(Aim) Type the records out again in full, exactly.
─── Exercise data
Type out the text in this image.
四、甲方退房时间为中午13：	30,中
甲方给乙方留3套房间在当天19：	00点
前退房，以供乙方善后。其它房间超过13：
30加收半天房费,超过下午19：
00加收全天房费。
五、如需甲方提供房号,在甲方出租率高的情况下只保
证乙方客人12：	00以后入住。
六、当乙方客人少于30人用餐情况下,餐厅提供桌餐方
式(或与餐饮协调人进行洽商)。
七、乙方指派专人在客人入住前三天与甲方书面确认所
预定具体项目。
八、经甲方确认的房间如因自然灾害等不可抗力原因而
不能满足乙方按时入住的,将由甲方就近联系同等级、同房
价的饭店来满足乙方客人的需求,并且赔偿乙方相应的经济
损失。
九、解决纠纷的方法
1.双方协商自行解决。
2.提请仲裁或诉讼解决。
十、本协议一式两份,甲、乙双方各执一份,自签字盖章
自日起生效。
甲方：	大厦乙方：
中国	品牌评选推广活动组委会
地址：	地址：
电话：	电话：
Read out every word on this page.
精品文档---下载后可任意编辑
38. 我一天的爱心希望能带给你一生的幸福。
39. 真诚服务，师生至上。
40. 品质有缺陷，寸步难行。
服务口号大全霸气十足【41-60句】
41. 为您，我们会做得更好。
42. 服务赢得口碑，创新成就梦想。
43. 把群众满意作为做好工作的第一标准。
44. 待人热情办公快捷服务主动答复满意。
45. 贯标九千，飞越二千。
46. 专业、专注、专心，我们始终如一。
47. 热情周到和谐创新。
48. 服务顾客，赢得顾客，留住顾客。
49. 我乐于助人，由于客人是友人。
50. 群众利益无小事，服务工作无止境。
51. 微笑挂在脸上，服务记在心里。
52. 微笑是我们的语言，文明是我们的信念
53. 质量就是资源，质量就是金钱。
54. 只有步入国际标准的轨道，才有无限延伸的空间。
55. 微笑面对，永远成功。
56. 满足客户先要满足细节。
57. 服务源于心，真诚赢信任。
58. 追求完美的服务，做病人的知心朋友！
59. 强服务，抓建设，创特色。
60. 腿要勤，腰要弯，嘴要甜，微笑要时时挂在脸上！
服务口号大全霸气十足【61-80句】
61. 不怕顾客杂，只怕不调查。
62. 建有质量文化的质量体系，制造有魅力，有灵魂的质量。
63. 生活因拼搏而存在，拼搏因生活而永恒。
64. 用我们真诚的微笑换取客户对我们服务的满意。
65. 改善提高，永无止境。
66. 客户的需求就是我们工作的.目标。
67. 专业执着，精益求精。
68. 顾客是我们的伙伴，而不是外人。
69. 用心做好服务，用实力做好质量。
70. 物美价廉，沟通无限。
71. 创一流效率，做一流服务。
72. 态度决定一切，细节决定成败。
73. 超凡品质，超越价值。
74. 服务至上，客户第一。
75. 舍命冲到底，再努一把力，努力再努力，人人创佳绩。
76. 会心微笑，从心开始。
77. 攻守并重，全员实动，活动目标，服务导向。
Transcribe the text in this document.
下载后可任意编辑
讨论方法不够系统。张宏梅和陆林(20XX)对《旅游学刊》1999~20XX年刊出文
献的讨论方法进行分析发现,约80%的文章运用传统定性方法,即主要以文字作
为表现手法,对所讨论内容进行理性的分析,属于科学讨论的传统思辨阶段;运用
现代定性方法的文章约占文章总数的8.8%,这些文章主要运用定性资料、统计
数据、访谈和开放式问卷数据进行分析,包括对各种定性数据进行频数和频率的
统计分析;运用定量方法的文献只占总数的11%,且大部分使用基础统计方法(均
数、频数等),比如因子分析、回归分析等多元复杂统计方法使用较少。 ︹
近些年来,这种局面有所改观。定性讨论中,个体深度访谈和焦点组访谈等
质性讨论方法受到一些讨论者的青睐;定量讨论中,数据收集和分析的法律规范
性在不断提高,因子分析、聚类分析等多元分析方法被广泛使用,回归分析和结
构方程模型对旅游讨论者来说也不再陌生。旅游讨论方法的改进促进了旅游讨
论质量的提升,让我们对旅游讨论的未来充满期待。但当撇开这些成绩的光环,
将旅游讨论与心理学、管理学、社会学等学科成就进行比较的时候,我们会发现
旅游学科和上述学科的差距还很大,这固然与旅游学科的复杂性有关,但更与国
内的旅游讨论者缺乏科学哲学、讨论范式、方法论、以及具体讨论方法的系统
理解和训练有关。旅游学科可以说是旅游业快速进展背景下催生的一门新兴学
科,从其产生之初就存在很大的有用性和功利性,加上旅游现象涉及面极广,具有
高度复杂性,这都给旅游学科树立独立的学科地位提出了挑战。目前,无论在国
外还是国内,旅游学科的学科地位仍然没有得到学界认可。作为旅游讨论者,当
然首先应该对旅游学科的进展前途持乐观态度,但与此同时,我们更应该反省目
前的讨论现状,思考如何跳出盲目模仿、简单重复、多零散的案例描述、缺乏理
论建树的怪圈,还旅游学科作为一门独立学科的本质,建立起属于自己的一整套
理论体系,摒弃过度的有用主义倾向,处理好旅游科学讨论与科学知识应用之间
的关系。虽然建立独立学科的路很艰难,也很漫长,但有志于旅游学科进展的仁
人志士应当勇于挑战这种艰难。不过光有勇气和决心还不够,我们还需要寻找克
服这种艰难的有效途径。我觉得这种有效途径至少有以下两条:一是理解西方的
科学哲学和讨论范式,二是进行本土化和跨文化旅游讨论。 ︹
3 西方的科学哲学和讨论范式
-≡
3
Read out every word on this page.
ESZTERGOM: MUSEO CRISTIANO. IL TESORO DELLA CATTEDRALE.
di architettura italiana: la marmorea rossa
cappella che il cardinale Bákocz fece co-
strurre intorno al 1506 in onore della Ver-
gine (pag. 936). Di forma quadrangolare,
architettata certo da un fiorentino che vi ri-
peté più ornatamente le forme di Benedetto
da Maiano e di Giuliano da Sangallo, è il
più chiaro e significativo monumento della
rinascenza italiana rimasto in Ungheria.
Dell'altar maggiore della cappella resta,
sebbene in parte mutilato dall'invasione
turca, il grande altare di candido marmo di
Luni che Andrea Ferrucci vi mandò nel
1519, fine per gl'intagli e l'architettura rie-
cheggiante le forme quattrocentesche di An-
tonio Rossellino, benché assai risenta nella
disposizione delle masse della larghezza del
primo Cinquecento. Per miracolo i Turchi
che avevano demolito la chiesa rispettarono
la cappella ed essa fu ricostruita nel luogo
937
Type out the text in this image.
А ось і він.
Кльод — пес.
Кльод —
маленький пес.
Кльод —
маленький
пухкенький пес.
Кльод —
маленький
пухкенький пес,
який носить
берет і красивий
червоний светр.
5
──────
(Response to this exercise)
Type out the text in this image.
四、甲方退房时间为中午13：	30,中
甲方给乙方留3套房间在当天19：	00点
前退房，以供乙方善后。其它房间超过13：
30加收半天房费,超过下午19：
00加收全天房费。
五、如需甲方提供房号,在甲方出租率高的情况下只保
证乙方客人12：	00以后入住。
六、当乙方客人少于30人用餐情况下,餐厅提供桌餐方
式(或与餐饮协调人进行洽商)。
七、乙方指派专人在客人入住前三天与甲方书面确认所
预定具体项目。
八、经甲方确认的房间如因自然灾害等不可抗力原因而
不能满足乙方按时入住的,将由甲方就近联系同等级、同房
价的饭店来满足乙方客人的需求,并且赔偿乙方相应的经济
损失。
九、解决纠纷的方法
1.双方协商自行解决。
2.提请仲裁或诉讼解决。
十、本协议一式两份,甲、乙双方各执一份,自签字盖章
自日起生效。
甲方：	大厦乙方：
中国	品牌评选推广活动组委会
地址：	地址：
电话：	电话：
Read out every word on this page.
精品文档---下载后可任意编辑
38. 我一天的爱心希望能带给你一生的幸福。
39. 真诚服务，师生至上。
40. 品质有缺陷，寸步难行。
服务口号大全霸气十足【41-60句】
41. 为您，我们会做得更好。
42. 服务赢得口碑，创新成就梦想。
43. 把群众满意作为做好工作的第一标准。
44. 待人热情办公快捷服务主动答复满意。
45. 贯标九千，飞越二千。
46. 专业、专注、专心，我们始终如一。
47. 热情周到和谐创新。
48. 服务顾客，赢得顾客，留住顾客。
49. 我乐于助人，由于客人是友人。
50. 群众利益无小事，服务工作无止境。
51. 微笑挂在脸上，服务记在心里。
52. 微笑是我们的语言，文明是我们的信念
53. 质量就是资源，质量就是金钱。
54. 只有步入国际标准的轨道，才有无限延伸的空间。
55. 微笑面对，永远成功。
56. 满足客户先要满足细节。
57. 服务源于心，真诚赢信任。
58. 追求完美的服务，做病人的知心朋友！
59. 强服务，抓建设，创特色。
60. 腿要勤，腰要弯，嘴要甜，微笑要时时挂在脸上！
服务口号大全霸气十足【61-80句】
61. 不怕顾客杂，只怕不调查。
62. 建有质量文化的质量体系，制造有魅力，有灵魂的质量。
63. 生活因拼搏而存在，拼搏因生活而永恒。
64. 用我们真诚的微笑换取客户对我们服务的满意。
65. 改善提高，永无止境。
66. 客户的需求就是我们工作的.目标。
67. 专业执着，精益求精。
68. 顾客是我们的伙伴，而不是外人。
69. 用心做好服务，用实力做好质量。
70. 物美价廉，沟通无限。
71. 创一流效率，做一流服务。
72. 态度决定一切，细节决定成败。
73. 超凡品质，超越价值。
74. 服务至上，客户第一。
75. 舍命冲到底，再努一把力，努力再努力，人人创佳绩。
76. 会心微笑，从心开始。
77. 攻守并重，全员实动，活动目标，服务导向。
Transcribe the text in this document.
下载后可任意编辑
讨论方法不够系统。张宏梅和陆林(20XX)对《旅游学刊》1999~20XX年刊出文
献的讨论方法进行分析发现,约80%的文章运用传统定性方法,即主要以文字作
为表现手法,对所讨论内容进行理性的分析,属于科学讨论的传统思辨阶段;运用
现代定性方法的文章约占文章总数的8.8%,这些文章主要运用定性资料、统计
数据、访谈和开放式问卷数据进行分析,包括对各种定性数据进行频数和频率的
统计分析;运用定量方法的文献只占总数的11%,且大部分使用基础统计方法(均
数、频数等),比如因子分析、回归分析等多元复杂统计方法使用较少。 ︹
近些年来,这种局面有所改观。定性讨论中,个体深度访谈和焦点组访谈等
质性讨论方法受到一些讨论者的青睐;定量讨论中,数据收集和分析的法律规范
性在不断提高,因子分析、聚类分析等多元分析方法被广泛使用,回归分析和结
构方程模型对旅游讨论者来说也不再陌生。旅游讨论方法的改进促进了旅游讨
论质量的提升,让我们对旅游讨论的未来充满期待。但当撇开这些成绩的光环,
将旅游讨论与心理学、管理学、社会学等学科成就进行比较的时候,我们会发现
旅游学科和上述学科的差距还很大,这固然与旅游学科的复杂性有关,但更与国
内的旅游讨论者缺乏科学哲学、讨论范式、方法论、以及具体讨论方法的系统
理解和训练有关。旅游学科可以说是旅游业快速进展背景下催生的一门新兴学
科,从其产生之初就存在很大的有用性和功利性,加上旅游现象涉及面极广,具有
高度复杂性,这都给旅游学科树立独立的学科地位提出了挑战。目前,无论在国
外还是国内,旅游学科的学科地位仍然没有得到学界认可。作为旅游讨论者,当
然首先应该对旅游学科的进展前途持乐观态度,但与此同时,我们更应该反省目
前的讨论现状,思考如何跳出盲目模仿、简单重复、多零散的案例描述、缺乏理
论建树的怪圈,还旅游学科作为一门独立学科的本质,建立起属于自己的一整套
理论体系,摒弃过度的有用主义倾向,处理好旅游科学讨论与科学知识应用之间
的关系。虽然建立独立学科的路很艰难,也很漫长,但有志于旅游学科进展的仁
人志士应当勇于挑战这种艰难。不过光有勇气和决心还不够,我们还需要寻找克
服这种艰难的有效途径。我觉得这种有效途径至少有以下两条:一是理解西方的
科学哲学和讨论范式,二是进行本土化和跨文化旅游讨论。 ︹
3 西方的科学哲学和讨论范式
-≡
3
Read out every word on this page.
ESZTERGOM: MUSEO CRISTIANO. IL TESORO DELLA CATTEDRALE.
di architettura italiana: la marmorea rossa
cappella che il cardinale Bákocz fece co-
strurre intorno al 1506 in onore della Ver-
gine (pag. 936). Di forma quadrangolare,
architettata certo da un fiorentino che vi ri-
peté più ornatamente le forme di Benedetto
da Maiano e di Giuliano da Sangallo, è il
più chiaro e significativo monumento della
rinascenza italiana rimasto in Ungheria.
Dell'altar maggiore della cappella resta,
sebbene in parte mutilato dall'invasione
turca, il grande altare di candido marmo di
Luni che Andrea Ferrucci vi mandò nel
1519, fine per gl'intagli e l'architettura rie-
cheggiante le forme quattrocentesche di An-
tonio Rossellino, benché assai risenta nella
disposizione delle masse della larghezza del
primo Cinquecento. Per miracolo i Turchi
che avevano demolito la chiesa rispettarono
la cappella ed essa fu ricostruita nel luogo
937
Type out the text in this image.
А ось і він.
Кльод — пес.
Кльод —
маленький пес.
Кльод —
маленький
пухкенький пес.
Кльод —
маленький
пухкенький пес,
який носить
берет і красивий
червоний светр.
5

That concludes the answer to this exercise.